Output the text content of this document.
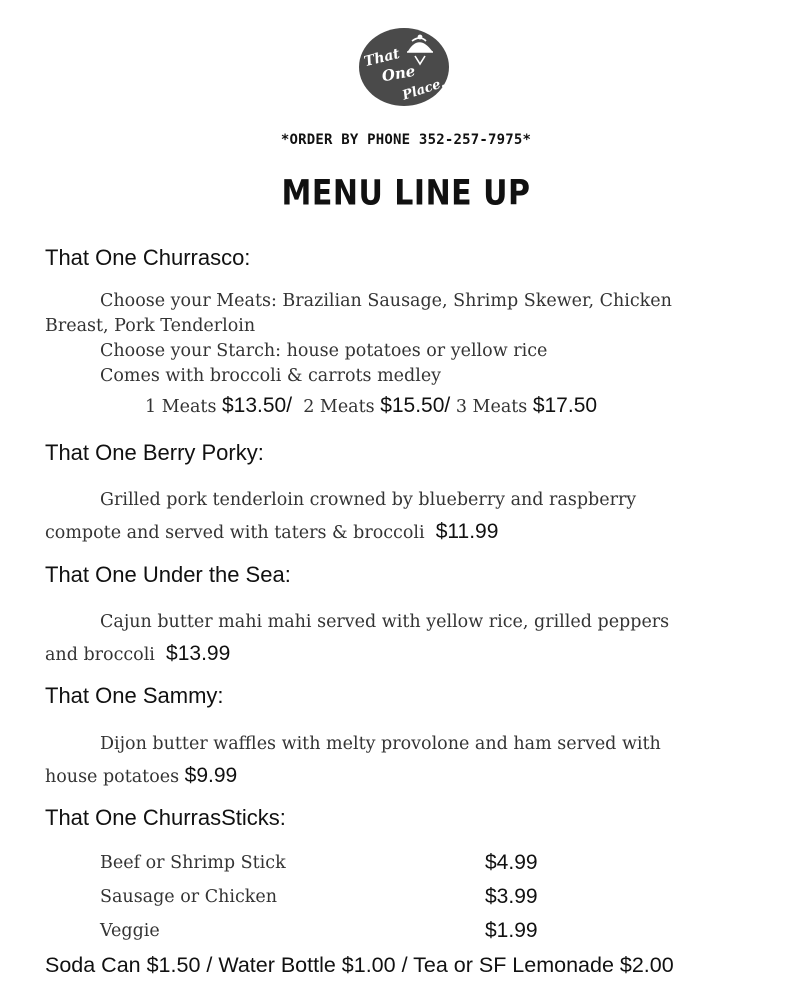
That
One
Place.
*ORDER BY PHONE 352-257-7975*
MENU LINE UP
That One Churrasco:
Choose your Meats: Brazilian Sausage, Shrimp Skewer, Chicken
Breast, Pork Tenderloin
Choose your Starch: house potatoes or yellow rice
Comes with broccoli & carrots medley
1 Meats $13.50/ 2 Meats $15.50/ 3 Meats $17.50
That One Berry Porky:
Grilled pork tenderloin crowned by blueberry and raspberry
compote and served with taters & broccoli $11.99
That One Under the Sea:
Cajun butter mahi mahi served with yellow rice, grilled peppers
and broccoli $13.99
That One Sammy:
Dijon butter waffles with melty provolone and ham served with
house potatoes $9.99
That One ChurrasSticks:
Beef or Shrimp Stick	$4.99
Sausage or Chicken	$3.99
Veggie	$1.99
Soda Can $1.50 / Water Bottle $1.00 / Tea or SF Lemonade $2.00
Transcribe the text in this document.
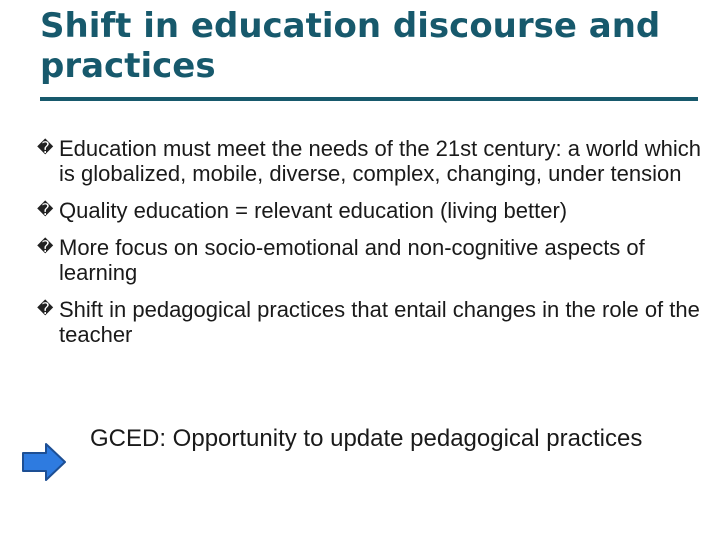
Shift in education discourse and practices
� Education must meet the needs of the 21st century: a world which is globalized, mobile, diverse, complex, changing, under tension
� Quality education = relevant education (living better)
� More focus on socio-emotional and non-cognitive aspects of learning
� Shift in pedagogical practices that entail changes in the role of the teacher
GCED: Opportunity to update pedagogical practices
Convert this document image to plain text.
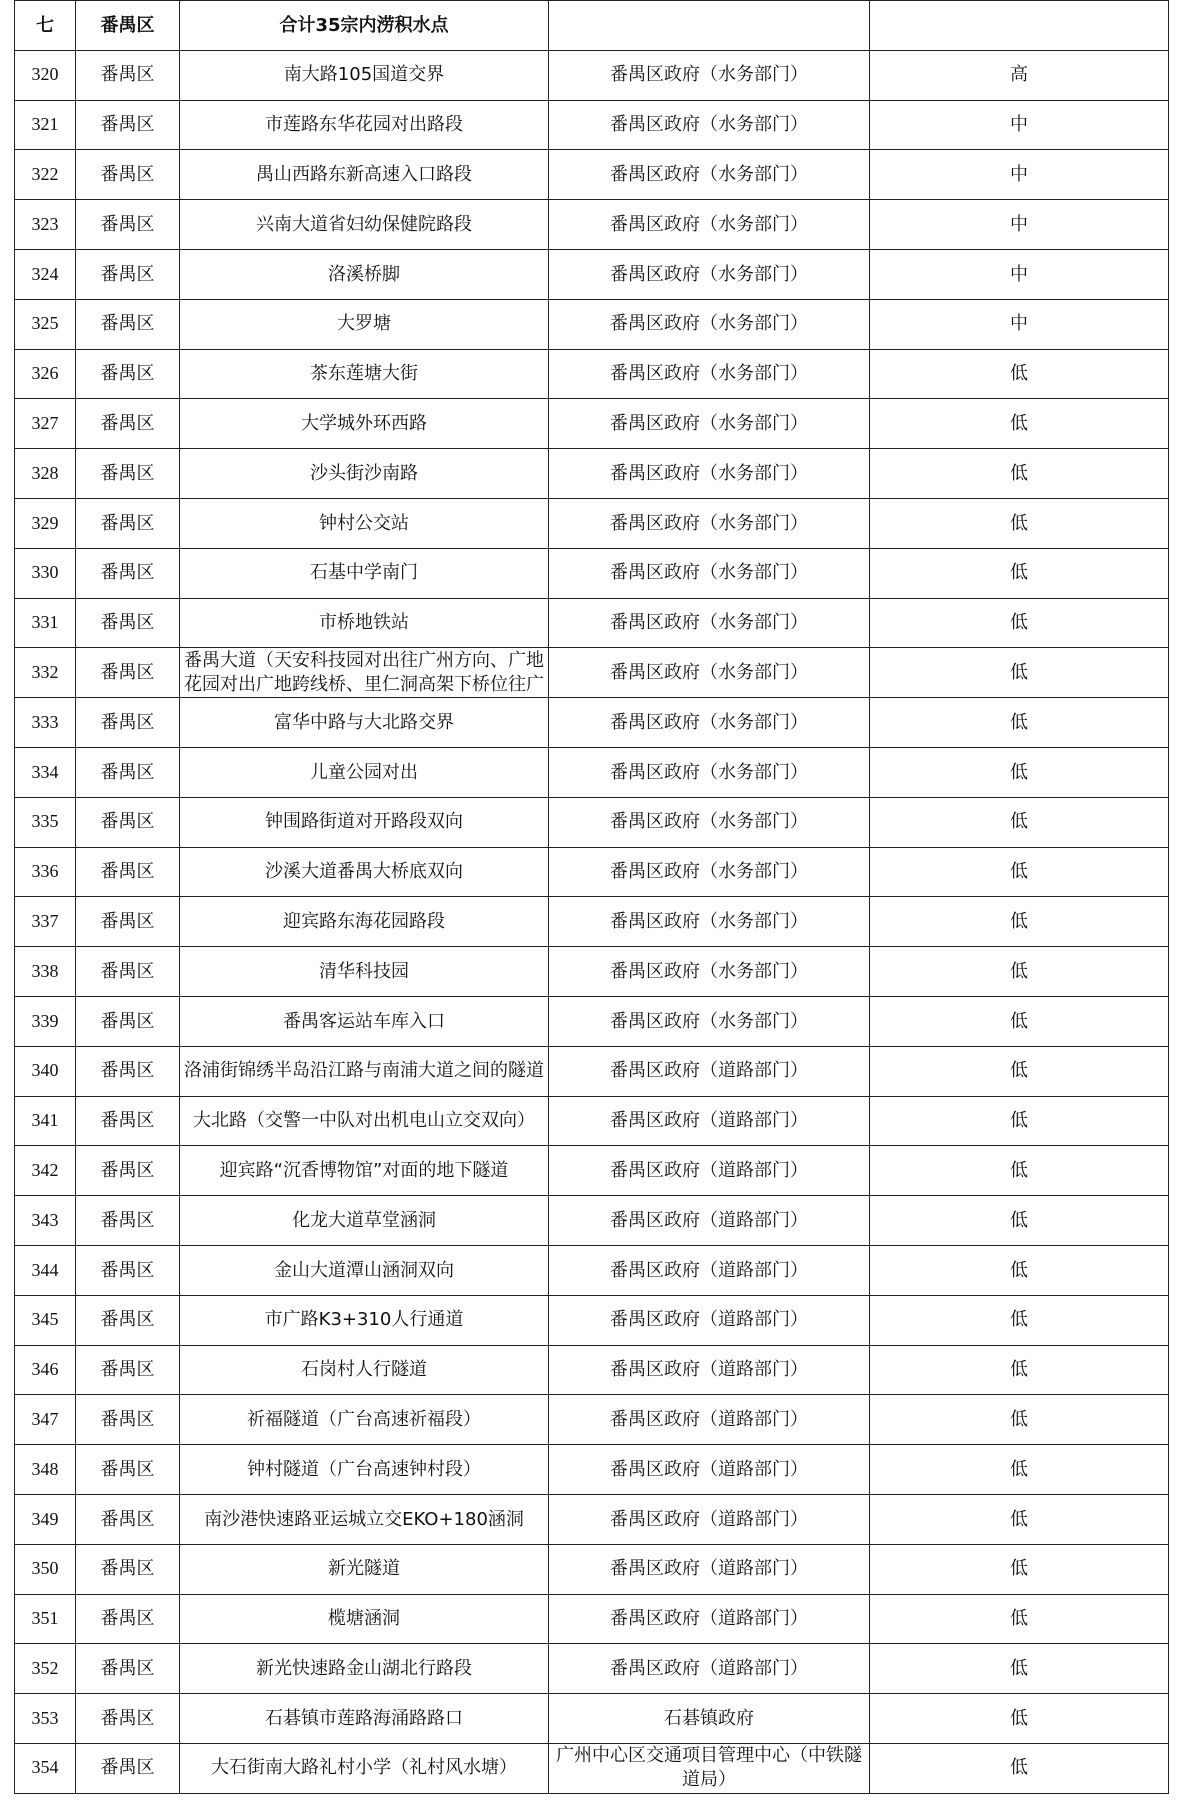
七	番禺区	合计35宗内涝积水点		
320	番禺区	南大路105国道交界	番禺区政府（水务部门）	高
321	番禺区	市莲路东华花园对出路段	番禺区政府（水务部门）	中
322	番禺区	禺山西路东新高速入口路段	番禺区政府（水务部门）	中
323	番禺区	兴南大道省妇幼保健院路段	番禺区政府（水务部门）	中
324	番禺区	洛溪桥脚	番禺区政府（水务部门）	中
325	番禺区	大罗塘	番禺区政府（水务部门）	中
326	番禺区	茶东莲塘大街	番禺区政府（水务部门）	低
327	番禺区	大学城外环西路	番禺区政府（水务部门）	低
328	番禺区	沙头街沙南路	番禺区政府（水务部门）	低
329	番禺区	钟村公交站	番禺区政府（水务部门）	低
330	番禺区	石基中学南门	番禺区政府（水务部门）	低
331	番禺区	市桥地铁站	番禺区政府（水务部门）	低
332	番禺区	番禺大道（天安科技园对出往广州方向、广地花园对出广地跨线桥、里仁洞高架下桥位往广	番禺区政府（水务部门）	低
333	番禺区	富华中路与大北路交界	番禺区政府（水务部门）	低
334	番禺区	儿童公园对出	番禺区政府（水务部门）	低
335	番禺区	钟围路街道对开路段双向	番禺区政府（水务部门）	低
336	番禺区	沙溪大道番禺大桥底双向	番禺区政府（水务部门）	低
337	番禺区	迎宾路东海花园路段	番禺区政府（水务部门）	低
338	番禺区	清华科技园	番禺区政府（水务部门）	低
339	番禺区	番禺客运站车库入口	番禺区政府（水务部门）	低
340	番禺区	洛浦街锦绣半岛沿江路与南浦大道之间的隧道	番禺区政府（道路部门）	低
341	番禺区	大北路（交警一中队对出机电山立交双向）	番禺区政府（道路部门）	低
342	番禺区	迎宾路“沉香博物馆”对面的地下隧道	番禺区政府（道路部门）	低
343	番禺区	化龙大道草堂涵洞	番禺区政府（道路部门）	低
344	番禺区	金山大道潭山涵洞双向	番禺区政府（道路部门）	低
345	番禺区	市广路K3+310人行通道	番禺区政府（道路部门）	低
346	番禺区	石岗村人行隧道	番禺区政府（道路部门）	低
347	番禺区	祈福隧道（广台高速祈福段）	番禺区政府（道路部门）	低
348	番禺区	钟村隧道（广台高速钟村段）	番禺区政府（道路部门）	低
349	番禺区	南沙港快速路亚运城立交EKO+180涵洞	番禺区政府（道路部门）	低
350	番禺区	新光隧道	番禺区政府（道路部门）	低
351	番禺区	榄塘涵洞	番禺区政府（道路部门）	低
352	番禺区	新光快速路金山湖北行路段	番禺区政府（道路部门）	低
353	番禺区	石碁镇市莲路海涌路路口	石碁镇政府	低
354	番禺区	大石街南大路礼村小学（礼村风水塘）	广州中心区交通项目管理中心（中铁隧道局）	低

• **What needs to be done**
Scan the data for the word "Shift" and copy every line where it shows up.

• **Exercise response**
Shift in education discourse and practices
� Shift in pedagogical practices that entail changes in the role of the teacher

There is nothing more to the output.